Source data:
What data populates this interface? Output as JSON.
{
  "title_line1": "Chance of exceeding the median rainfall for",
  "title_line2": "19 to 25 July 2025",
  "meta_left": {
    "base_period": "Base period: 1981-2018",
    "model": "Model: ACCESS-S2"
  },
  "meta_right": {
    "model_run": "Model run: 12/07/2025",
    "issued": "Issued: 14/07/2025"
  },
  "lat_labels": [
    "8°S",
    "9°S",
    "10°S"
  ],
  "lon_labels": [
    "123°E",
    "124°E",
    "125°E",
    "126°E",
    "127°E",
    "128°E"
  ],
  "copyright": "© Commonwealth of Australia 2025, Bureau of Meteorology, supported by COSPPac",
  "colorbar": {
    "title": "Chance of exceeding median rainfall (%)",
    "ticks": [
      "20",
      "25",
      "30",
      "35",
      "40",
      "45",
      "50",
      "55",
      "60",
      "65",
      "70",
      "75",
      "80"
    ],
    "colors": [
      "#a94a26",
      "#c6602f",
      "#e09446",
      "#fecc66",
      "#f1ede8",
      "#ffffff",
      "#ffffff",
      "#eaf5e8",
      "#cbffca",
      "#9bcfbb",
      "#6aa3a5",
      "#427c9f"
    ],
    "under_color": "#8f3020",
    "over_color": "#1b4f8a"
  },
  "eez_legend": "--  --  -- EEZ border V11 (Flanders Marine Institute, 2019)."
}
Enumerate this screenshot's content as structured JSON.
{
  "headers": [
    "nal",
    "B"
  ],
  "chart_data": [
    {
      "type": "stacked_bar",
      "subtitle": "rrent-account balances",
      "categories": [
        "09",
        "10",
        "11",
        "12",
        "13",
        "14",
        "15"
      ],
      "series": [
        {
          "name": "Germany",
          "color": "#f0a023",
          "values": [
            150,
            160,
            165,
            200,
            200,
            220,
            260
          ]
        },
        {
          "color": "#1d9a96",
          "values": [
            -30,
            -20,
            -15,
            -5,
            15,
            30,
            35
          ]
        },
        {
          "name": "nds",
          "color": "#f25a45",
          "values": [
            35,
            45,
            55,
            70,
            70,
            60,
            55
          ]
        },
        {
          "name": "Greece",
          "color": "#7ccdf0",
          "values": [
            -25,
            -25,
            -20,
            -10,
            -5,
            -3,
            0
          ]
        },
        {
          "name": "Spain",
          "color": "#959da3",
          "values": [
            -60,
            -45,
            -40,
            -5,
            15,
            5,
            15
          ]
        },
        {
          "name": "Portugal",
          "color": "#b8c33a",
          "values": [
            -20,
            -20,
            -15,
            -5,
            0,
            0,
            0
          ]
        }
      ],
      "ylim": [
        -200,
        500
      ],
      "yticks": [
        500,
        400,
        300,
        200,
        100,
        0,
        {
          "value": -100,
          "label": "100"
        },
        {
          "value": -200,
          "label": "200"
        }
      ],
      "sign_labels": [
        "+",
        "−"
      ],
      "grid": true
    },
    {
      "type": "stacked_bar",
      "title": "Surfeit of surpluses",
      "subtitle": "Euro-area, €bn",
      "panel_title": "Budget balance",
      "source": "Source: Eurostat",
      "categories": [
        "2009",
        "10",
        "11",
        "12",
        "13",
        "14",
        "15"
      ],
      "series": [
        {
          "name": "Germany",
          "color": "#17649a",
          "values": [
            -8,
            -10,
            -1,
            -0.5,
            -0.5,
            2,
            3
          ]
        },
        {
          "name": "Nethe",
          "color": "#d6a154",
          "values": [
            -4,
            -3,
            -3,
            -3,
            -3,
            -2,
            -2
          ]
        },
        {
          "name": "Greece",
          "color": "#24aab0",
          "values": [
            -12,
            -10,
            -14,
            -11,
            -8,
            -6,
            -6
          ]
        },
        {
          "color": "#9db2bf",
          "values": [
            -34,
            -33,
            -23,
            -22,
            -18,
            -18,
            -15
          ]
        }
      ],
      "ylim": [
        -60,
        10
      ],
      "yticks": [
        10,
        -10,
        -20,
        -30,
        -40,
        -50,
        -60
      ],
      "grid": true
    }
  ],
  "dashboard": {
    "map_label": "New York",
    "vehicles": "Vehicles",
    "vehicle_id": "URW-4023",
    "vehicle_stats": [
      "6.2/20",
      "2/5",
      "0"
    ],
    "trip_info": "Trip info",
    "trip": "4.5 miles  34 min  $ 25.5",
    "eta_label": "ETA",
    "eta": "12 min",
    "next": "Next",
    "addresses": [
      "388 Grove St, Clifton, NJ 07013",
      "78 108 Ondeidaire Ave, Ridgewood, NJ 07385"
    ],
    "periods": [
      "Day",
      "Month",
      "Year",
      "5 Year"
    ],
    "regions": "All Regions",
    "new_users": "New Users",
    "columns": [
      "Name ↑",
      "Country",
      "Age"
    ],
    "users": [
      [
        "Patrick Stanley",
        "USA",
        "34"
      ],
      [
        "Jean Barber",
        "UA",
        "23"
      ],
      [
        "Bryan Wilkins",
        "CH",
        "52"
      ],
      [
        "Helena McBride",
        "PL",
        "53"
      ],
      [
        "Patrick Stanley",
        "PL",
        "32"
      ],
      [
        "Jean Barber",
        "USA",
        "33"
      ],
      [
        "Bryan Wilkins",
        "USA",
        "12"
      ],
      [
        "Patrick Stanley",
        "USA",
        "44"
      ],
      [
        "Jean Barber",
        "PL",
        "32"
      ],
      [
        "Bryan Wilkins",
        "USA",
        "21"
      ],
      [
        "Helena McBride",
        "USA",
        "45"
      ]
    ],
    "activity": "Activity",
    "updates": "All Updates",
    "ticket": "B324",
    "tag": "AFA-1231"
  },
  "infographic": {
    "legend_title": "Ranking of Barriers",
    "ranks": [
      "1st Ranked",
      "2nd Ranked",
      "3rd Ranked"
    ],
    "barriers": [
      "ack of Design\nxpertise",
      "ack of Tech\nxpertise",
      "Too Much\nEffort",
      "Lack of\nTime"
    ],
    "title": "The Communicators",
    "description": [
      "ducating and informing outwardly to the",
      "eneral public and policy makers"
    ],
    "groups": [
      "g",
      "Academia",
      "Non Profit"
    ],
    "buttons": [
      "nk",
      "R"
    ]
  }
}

Task to complete: From the listing above, report the number of lines containing the string "exceeding", without any accompanying remarks.

Finished task: 2